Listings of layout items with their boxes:
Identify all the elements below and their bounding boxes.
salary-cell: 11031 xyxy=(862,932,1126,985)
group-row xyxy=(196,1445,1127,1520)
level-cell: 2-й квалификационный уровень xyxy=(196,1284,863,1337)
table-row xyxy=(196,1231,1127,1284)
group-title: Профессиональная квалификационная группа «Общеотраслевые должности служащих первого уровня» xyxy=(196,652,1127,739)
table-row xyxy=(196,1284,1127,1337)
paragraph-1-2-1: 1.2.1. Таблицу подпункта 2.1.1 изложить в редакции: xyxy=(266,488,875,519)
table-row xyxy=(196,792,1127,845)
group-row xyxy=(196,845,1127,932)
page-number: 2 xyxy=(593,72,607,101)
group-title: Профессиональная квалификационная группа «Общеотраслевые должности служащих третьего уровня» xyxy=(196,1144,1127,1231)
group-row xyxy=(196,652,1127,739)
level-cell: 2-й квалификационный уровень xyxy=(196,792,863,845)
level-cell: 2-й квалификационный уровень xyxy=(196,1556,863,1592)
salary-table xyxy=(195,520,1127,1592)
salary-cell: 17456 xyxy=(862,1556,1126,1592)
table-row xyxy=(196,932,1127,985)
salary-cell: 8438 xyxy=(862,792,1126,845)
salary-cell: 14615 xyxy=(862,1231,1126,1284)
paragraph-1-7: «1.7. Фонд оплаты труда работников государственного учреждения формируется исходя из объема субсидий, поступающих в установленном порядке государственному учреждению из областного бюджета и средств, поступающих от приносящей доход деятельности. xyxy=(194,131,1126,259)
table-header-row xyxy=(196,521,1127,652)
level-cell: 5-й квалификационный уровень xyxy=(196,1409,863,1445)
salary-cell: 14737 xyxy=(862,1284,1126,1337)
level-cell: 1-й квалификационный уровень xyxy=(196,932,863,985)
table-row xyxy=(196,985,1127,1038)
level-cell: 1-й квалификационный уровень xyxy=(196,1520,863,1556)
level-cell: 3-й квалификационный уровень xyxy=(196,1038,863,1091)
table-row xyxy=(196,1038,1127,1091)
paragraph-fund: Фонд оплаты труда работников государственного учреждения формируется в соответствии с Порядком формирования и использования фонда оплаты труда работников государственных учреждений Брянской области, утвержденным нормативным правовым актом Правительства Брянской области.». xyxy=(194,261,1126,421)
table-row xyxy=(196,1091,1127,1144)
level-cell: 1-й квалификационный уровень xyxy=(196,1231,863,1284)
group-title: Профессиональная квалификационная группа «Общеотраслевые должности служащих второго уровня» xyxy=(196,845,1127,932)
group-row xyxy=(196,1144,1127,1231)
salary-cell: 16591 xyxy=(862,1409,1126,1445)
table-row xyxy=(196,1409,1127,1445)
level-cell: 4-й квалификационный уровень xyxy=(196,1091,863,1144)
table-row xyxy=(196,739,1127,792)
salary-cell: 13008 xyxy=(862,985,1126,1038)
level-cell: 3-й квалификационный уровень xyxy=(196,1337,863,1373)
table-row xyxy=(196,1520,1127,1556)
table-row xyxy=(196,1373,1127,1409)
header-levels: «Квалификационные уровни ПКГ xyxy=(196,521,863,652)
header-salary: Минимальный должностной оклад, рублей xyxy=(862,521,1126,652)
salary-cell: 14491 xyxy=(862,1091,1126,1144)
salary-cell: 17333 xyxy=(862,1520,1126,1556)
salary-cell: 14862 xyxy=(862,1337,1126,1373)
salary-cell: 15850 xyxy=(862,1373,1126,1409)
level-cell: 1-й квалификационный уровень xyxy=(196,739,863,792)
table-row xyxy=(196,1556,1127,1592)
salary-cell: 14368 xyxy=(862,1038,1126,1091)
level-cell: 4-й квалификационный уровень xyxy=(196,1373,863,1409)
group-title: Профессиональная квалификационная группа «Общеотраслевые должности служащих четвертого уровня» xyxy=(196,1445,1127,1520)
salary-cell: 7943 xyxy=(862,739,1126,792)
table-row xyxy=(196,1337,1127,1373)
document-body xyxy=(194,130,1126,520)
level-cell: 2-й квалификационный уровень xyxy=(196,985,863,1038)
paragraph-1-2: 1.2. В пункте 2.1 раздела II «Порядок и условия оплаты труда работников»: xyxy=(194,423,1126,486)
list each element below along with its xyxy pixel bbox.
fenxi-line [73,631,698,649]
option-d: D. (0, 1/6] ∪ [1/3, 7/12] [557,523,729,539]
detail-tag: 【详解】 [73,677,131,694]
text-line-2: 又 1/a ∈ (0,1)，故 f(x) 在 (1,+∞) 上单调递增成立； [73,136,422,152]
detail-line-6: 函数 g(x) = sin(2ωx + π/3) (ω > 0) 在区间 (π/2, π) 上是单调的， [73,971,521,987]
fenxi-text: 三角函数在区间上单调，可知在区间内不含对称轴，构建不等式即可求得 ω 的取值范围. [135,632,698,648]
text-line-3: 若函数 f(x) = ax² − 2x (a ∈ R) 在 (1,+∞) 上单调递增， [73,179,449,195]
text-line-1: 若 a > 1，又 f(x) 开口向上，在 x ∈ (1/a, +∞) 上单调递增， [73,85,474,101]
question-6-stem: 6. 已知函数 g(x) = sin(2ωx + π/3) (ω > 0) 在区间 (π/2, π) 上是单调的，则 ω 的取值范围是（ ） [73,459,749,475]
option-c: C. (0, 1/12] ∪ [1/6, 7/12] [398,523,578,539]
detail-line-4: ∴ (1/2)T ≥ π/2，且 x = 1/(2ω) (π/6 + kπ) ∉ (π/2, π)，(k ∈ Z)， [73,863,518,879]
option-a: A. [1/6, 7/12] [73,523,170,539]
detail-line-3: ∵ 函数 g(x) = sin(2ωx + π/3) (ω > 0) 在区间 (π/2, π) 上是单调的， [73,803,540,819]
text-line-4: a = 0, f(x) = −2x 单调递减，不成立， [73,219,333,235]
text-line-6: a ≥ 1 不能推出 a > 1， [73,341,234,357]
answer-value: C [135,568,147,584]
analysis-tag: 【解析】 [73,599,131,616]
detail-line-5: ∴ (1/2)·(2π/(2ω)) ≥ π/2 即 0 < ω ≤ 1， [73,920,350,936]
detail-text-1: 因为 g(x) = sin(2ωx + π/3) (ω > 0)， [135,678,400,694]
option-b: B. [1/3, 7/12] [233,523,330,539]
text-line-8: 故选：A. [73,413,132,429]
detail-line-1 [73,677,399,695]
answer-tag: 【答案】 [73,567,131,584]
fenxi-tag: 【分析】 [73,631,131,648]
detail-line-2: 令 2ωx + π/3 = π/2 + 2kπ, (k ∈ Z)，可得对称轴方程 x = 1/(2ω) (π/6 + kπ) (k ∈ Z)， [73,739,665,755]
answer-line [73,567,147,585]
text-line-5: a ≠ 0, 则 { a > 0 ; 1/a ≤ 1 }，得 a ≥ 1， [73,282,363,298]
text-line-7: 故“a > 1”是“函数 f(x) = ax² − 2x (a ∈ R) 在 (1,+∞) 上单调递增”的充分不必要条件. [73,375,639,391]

#### SET TASK
Put every line of the material into a Markdown table with the columns Row and Line, numbering the rows in order and leaving out blank lines.

#### FULL ANSWER
| Row | Line |
|---|---|
| 1 | Identify all the elements below and their bounding boxes. |
| 2 | salary-cell: 11031 xyxy=(862,932,1126,985) |
| 3 | group-row xyxy=(196,1445,1127,1520) |
| 4 | level-cell: 2-й квалификационный уровень xyxy=(196,1284,863,1337) |
| 5 | table-row xyxy=(196,1231,1127,1284) |
| 6 | group-title: Профессиональная квалификационная группа «Общеотраслевые должности служащих первого уровня» xyxy=(196,652,1127,739) |
| 7 | table-row xyxy=(196,1284,1127,1337) |
| 8 | paragraph-1-2-1: 1.2.1. Таблицу подпункта 2.1.1 изложить в редакции: xyxy=(266,488,875,519) |
| 9 | table-row xyxy=(196,792,1127,845) |
| 10 | group-row xyxy=(196,845,1127,932) |
| 11 | page-number: 2 xyxy=(593,72,607,101) |
| 12 | group-title: Профессиональная квалификационная группа «Общеотраслевые должности служащих третьего уровня» xyxy=(196,1144,1127,1231) |
| 13 | group-row xyxy=(196,652,1127,739) |
| 14 | level-cell: 2-й квалификационный уровень xyxy=(196,792,863,845) |
| 15 | level-cell: 2-й квалификационный уровень xyxy=(196,1556,863,1592) |
| 16 | salary-table xyxy=(195,520,1127,1592) |
| 17 | salary-cell: 17456 xyxy=(862,1556,1126,1592) |
| 18 | table-row xyxy=(196,932,1127,985) |
| 19 | salary-cell: 8438 xyxy=(862,792,1126,845) |
| 20 | salary-cell: 14615 xyxy=(862,1231,1126,1284) |
| 21 | paragraph-1-7: «1.7. Фонд оплаты труда работников государственного учреждения формируется исходя из объема субсидий, поступающих в установленном порядке государственному учреждению из областного бюджета и средств, поступающих от приносящей доход деятельности. xyxy=(194,131,1126,259) |
| 22 | table-header-row xyxy=(196,521,1127,652) |
| 23 | level-cell: 5-й квалификационный уровень xyxy=(196,1409,863,1445) |
| 24 | salary-cell: 14737 xyxy=(862,1284,1126,1337) |
| 25 | level-cell: 1-й квалификационный уровень xyxy=(196,932,863,985) |
| 26 | table-row xyxy=(196,985,1127,1038) |
| 27 | level-cell: 1-й квалификационный уровень xyxy=(196,1520,863,1556) |
| 28 | level-cell: 3-й квалификационный уровень xyxy=(196,1038,863,1091) |
| 29 | table-row xyxy=(196,1038,1127,1091) |
| 30 | paragraph-fund: Фонд оплаты труда работников государственного учреждения формируется в соответствии с Порядком формирования и использования фонда оплаты труда работников государственных учреждений Брянской области, утвержденным нормативным правовым актом Правительства Брянской области.». xyxy=(194,261,1126,421) |
| 31 | table-row xyxy=(196,1091,1127,1144) |
| 32 | level-cell: 1-й квалификационный уровень xyxy=(196,1231,863,1284) |
| 33 | group-title: Профессиональная квалификационная группа «Общеотраслевые должности служащих второго уровня» xyxy=(196,845,1127,932) |
| 34 | group-row xyxy=(196,1144,1127,1231) |
| 35 | salary-cell: 16591 xyxy=(862,1409,1126,1445) |
| 36 | table-row xyxy=(196,1409,1127,1445) |
| 37 | level-cell: 4-й квалификационный уровень xyxy=(196,1091,863,1144) |
| 38 | table-row xyxy=(196,739,1127,792) |
| 39 | salary-cell: 13008 xyxy=(862,985,1126,1038) |
| 40 | level-cell: 3-й квалификационный уровень xyxy=(196,1337,863,1373) |
| 41 | table-row xyxy=(196,1520,1127,1556) |
| 42 | table-row xyxy=(196,1373,1127,1409) |
| 43 | header-levels: «Квалификационные уровни ПКГ xyxy=(196,521,863,652) |
| 44 | header-salary: Минимальный должностной оклад, рублей xyxy=(862,521,1126,652) |
| 45 | salary-cell: 14491 xyxy=(862,1091,1126,1144) |
| 46 | salary-cell: 17333 xyxy=(862,1520,1126,1556) |
| 47 | salary-cell: 14862 xyxy=(862,1337,1126,1373) |
| 48 | salary-cell: 15850 xyxy=(862,1373,1126,1409) |
| 49 | level-cell: 1-й квалификационный уровень xyxy=(196,739,863,792) |
| 50 | table-row xyxy=(196,1556,1127,1592) |
| 51 | salary-cell: 14368 xyxy=(862,1038,1126,1091) |
| 52 | level-cell: 4-й квалификационный уровень xyxy=(196,1373,863,1409) |
| 53 | group-title: Профессиональная квалификационная группа «Общеотраслевые должности служащих четвертого уровня» xyxy=(196,1445,1127,1520) |
| 54 | salary-cell: 7943 xyxy=(862,739,1126,792) |
| 55 | table-row xyxy=(196,1337,1127,1373) |
| 56 | document-body xyxy=(194,130,1126,520) |
| 57 | level-cell: 2-й квалификационный уровень xyxy=(196,985,863,1038) |
| 58 | paragraph-1-2: 1.2. В пункте 2.1 раздела II «Порядок и условия оплаты труда работников»: xyxy=(194,423,1126,486) |
| 59 | list each element below along with its xyxy pixel bbox. |
| 60 | fenxi-line [73,631,698,649] |
| 61 | option-d: D. (0, 1/6] ∪ [1/3, 7/12] [557,523,729,539] |
| 62 | detail-tag: 【详解】 [73,677,131,694] |
| 63 | text-line-2: 又 1/a ∈ (0,1)，故 f(x) 在 (1,+∞) 上单调递增成立； [73,136,422,152] |
| 64 | detail-line-6: 函数 g(x) = sin(2ωx + π/3) (ω > 0) 在区间 (π/2, π) 上是单调的， [73,971,521,987] |
| 65 | fenxi-text: 三角函数在区间上单调，可知在区间内不含对称轴，构建不等式即可求得 ω 的取值范围. [135,632,698,648] |
| 66 | text-line-3: 若函数 f(x) = ax² − 2x (a ∈ R) 在 (1,+∞) 上单调递增， [73,179,449,195] |
| 67 | text-line-1: 若 a > 1，又 f(x) 开口向上，在 x ∈ (1/a, +∞) 上单调递增， [73,85,474,101] |
| 68 | question-6-stem: 6. 已知函数 g(x) = sin(2ωx + π/3) (ω > 0) 在区间 (π/2, π) 上是单调的，则 ω 的取值范围是（ ） [73,459,749,475] |
| 69 | option-c: C. (0, 1/12] ∪ [1/6, 7/12] [398,523,578,539] |
| 70 | detail-line-4: ∴ (1/2)T ≥ π/2，且 x = 1/(2ω) (π/6 + kπ) ∉ (π/2, π)，(k ∈ Z)， [73,863,518,879] |
| 71 | option-a: A. [1/6, 7/12] [73,523,170,539] |
| 72 | detail-line-3: ∵ 函数 g(x) = sin(2ωx + π/3) (ω > 0) 在区间 (π/2, π) 上是单调的， [73,803,540,819] |
| 73 | text-line-4: a = 0, f(x) = −2x 单调递减，不成立， [73,219,333,235] |
| 74 | text-line-6: a ≥ 1 不能推出 a > 1， [73,341,234,357] |
| 75 | answer-value: C [135,568,147,584] |
| 76 | analysis-tag: 【解析】 [73,599,131,616] |
| 77 | detail-line-5: ∴ (1/2)·(2π/(2ω)) ≥ π/2 即 0 < ω ≤ 1， [73,920,350,936] |
| 78 | detail-text-1: 因为 g(x) = sin(2ωx + π/3) (ω > 0)， [135,678,400,694] |
| 79 | option-b: B. [1/3, 7/12] [233,523,330,539] |
| 80 | text-line-8: 故选：A. [73,413,132,429] |
| 81 | detail-line-1 [73,677,399,695] |
| 82 | answer-tag: 【答案】 [73,567,131,584] |
| 83 | fenxi-tag: 【分析】 [73,631,131,648] |
| 84 | detail-line-2: 令 2ωx + π/3 = π/2 + 2kπ, (k ∈ Z)，可得对称轴方程 x = 1/(2ω) (π/6 + kπ) (k ∈ Z)， [73,739,665,755] |
| 85 | answer-line [73,567,147,585] |
| 86 | text-line-5: a ≠ 0, 则 { a > 0 ; 1/a ≤ 1 }，得 a ≥ 1， [73,282,363,298] |
| 87 | text-line-7: 故“a > 1”是“函数 f(x) = ax² − 2x (a ∈ R) 在 (1,+∞) 上单调递增”的充分不必要条件. [73,375,639,391] |